---- INFORMATION PROVIDED
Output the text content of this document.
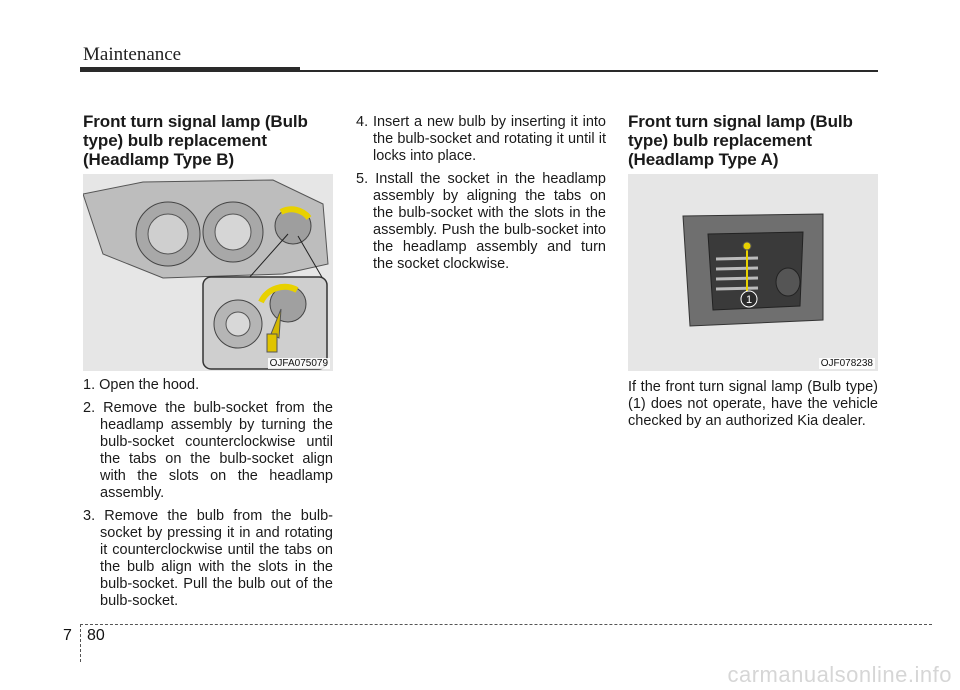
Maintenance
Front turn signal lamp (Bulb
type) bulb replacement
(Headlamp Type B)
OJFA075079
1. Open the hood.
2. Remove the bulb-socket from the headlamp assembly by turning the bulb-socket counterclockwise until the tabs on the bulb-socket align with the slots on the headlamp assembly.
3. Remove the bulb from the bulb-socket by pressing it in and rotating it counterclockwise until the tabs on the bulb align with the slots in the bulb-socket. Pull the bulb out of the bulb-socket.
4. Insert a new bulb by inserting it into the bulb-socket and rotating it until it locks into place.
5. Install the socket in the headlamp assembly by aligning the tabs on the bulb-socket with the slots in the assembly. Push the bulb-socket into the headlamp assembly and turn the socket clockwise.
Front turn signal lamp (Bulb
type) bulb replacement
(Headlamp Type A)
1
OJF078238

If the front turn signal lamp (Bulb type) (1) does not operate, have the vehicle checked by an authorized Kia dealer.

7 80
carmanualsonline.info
--------
WRITTEN INSTRUCTION
Look through the material and copy each line that has "into".

SOLVED EXERCISE
4. Insert a new bulb by inserting it into the bulb-socket and rotating it until it locks into place.
5. Install the socket in the headlamp assembly by aligning the tabs on the bulb-socket with the slots in the assembly. Push the bulb-socket into the headlamp assembly and turn the socket clockwise.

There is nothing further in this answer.